**Task goal:** Skip the images and return the records below exactly.
-----
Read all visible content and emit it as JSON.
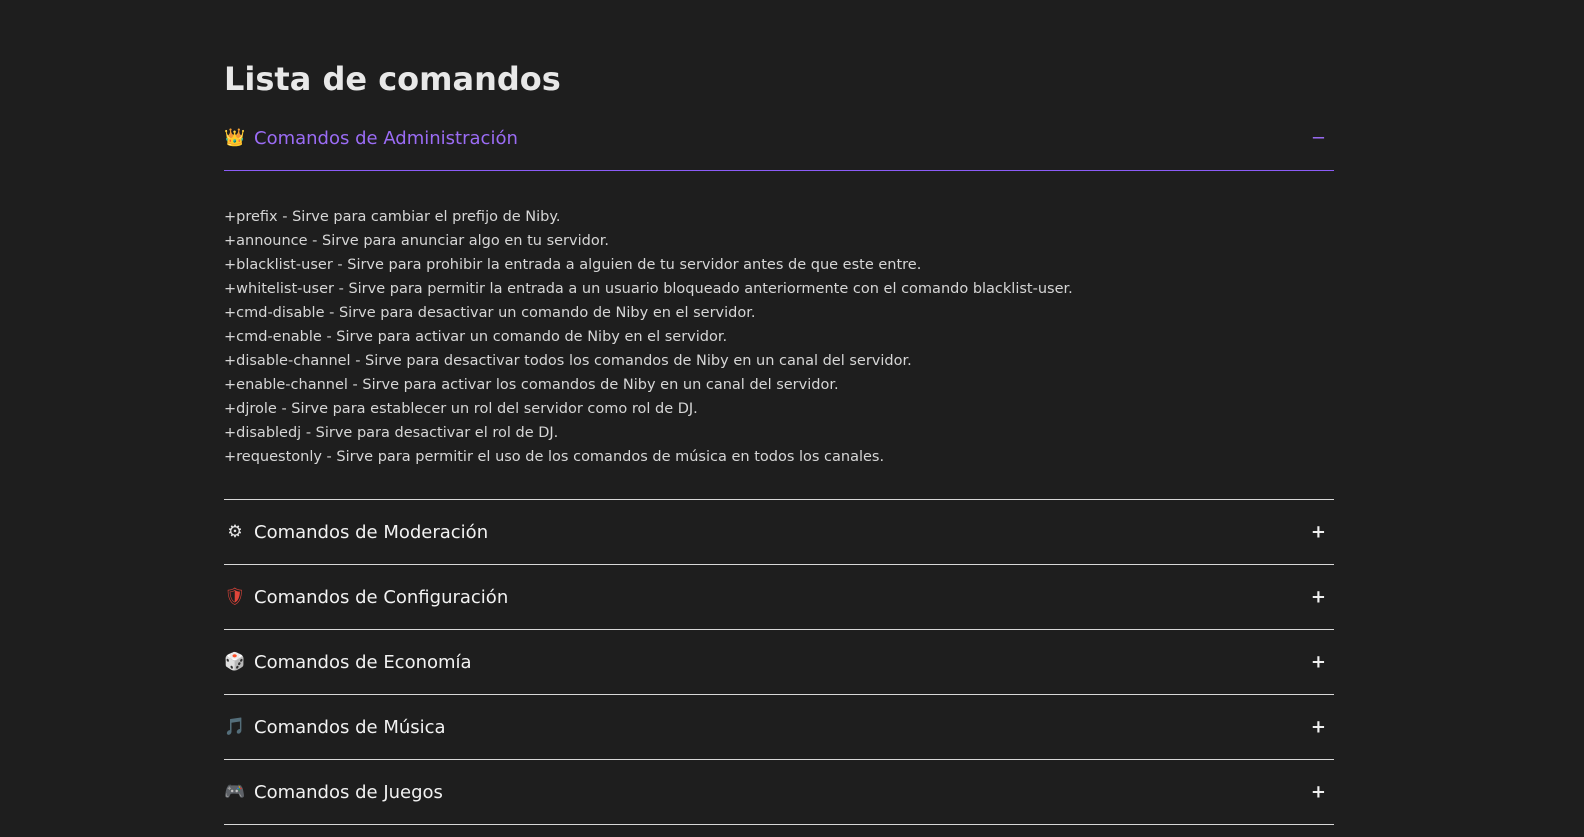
{
  "page": {
    "title": "Lista de comandos"
  },
  "sections": [
    {
      "icon": "crown-icon",
      "glyph": "👑",
      "title": "Comandos de Administración",
      "toggle": "−",
      "expanded": true,
      "commands": [
        "+prefix - Sirve para cambiar el prefijo de Niby.",
        "+announce - Sirve para anunciar algo en tu servidor.",
        "+blacklist-user - Sirve para prohibir la entrada a alguien de tu servidor antes de que este entre.",
        "+whitelist-user - Sirve para permitir la entrada a un usuario bloqueado anteriormente con el comando blacklist-user.",
        "+cmd-disable - Sirve para desactivar un comando de Niby en el servidor.",
        "+cmd-enable - Sirve para activar un comando de Niby en el servidor.",
        "+disable-channel - Sirve para desactivar todos los comandos de Niby en un canal del servidor.",
        "+enable-channel - Sirve para activar los comandos de Niby en un canal del servidor.",
        "+djrole - Sirve para establecer un rol del servidor como rol de DJ.",
        "+disabledj - Sirve para desactivar el rol de DJ.",
        "+requestonly - Sirve para permitir el uso de los comandos de música en todos los canales."
      ]
    },
    {
      "icon": "gear-icon",
      "glyph": "⚙",
      "title": "Comandos de Moderación",
      "toggle": "+",
      "expanded": false
    },
    {
      "icon": "shield-icon",
      "glyph": "🛡",
      "title": "Comandos de Configuración",
      "toggle": "+",
      "expanded": false
    },
    {
      "icon": "dice-icon",
      "glyph": "🎲",
      "title": "Comandos de Economía",
      "toggle": "+",
      "expanded": false
    },
    {
      "icon": "music-icon",
      "glyph": "🎵",
      "title": "Comandos de Música",
      "toggle": "+",
      "expanded": false
    },
    {
      "icon": "gamepad-icon",
      "glyph": "🎮",
      "title": "Comandos de Juegos",
      "toggle": "+",
      "expanded": false
    }
  ],
  "colors": {
    "background": "#1e1e1e",
    "accent": "#9b6cf5",
    "text": "#e6e6e6",
    "divider": "#d8d8d8"
  }
}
-----
**Exercise solution:**
Read all visible content and emit it as JSON.
{
  "page": {
    "title": "Lista de comandos"
  },
  "sections": [
    {
      "icon": "crown-icon",
      "glyph": "👑",
      "title": "Comandos de Administración",
      "toggle": "−",
      "expanded": true,
      "commands": [
        "+prefix - Sirve para cambiar el prefijo de Niby.",
        "+announce - Sirve para anunciar algo en tu servidor.",
        "+blacklist-user - Sirve para prohibir la entrada a alguien de tu servidor antes de que este entre.",
        "+whitelist-user - Sirve para permitir la entrada a un usuario bloqueado anteriormente con el comando blacklist-user.",
        "+cmd-disable - Sirve para desactivar un comando de Niby en el servidor.",
        "+cmd-enable - Sirve para activar un comando de Niby en el servidor.",
        "+disable-channel - Sirve para desactivar todos los comandos de Niby en un canal del servidor.",
        "+enable-channel - Sirve para activar los comandos de Niby en un canal del servidor.",
        "+djrole - Sirve para establecer un rol del servidor como rol de DJ.",
        "+disabledj - Sirve para desactivar el rol de DJ.",
        "+requestonly - Sirve para permitir el uso de los comandos de música en todos los canales."
      ]
    },
    {
      "icon": "gear-icon",
      "glyph": "⚙",
      "title": "Comandos de Moderación",
      "toggle": "+",
      "expanded": false
    },
    {
      "icon": "shield-icon",
      "glyph": "🛡",
      "title": "Comandos de Configuración",
      "toggle": "+",
      "expanded": false
    },
    {
      "icon": "dice-icon",
      "glyph": "🎲",
      "title": "Comandos de Economía",
      "toggle": "+",
      "expanded": false
    },
    {
      "icon": "music-icon",
      "glyph": "🎵",
      "title": "Comandos de Música",
      "toggle": "+",
      "expanded": false
    },
    {
      "icon": "gamepad-icon",
      "glyph": "🎮",
      "title": "Comandos de Juegos",
      "toggle": "+",
      "expanded": false
    }
  ],
  "colors": {
    "background": "#1e1e1e",
    "accent": "#9b6cf5",
    "text": "#e6e6e6",
    "divider": "#d8d8d8"
  }
}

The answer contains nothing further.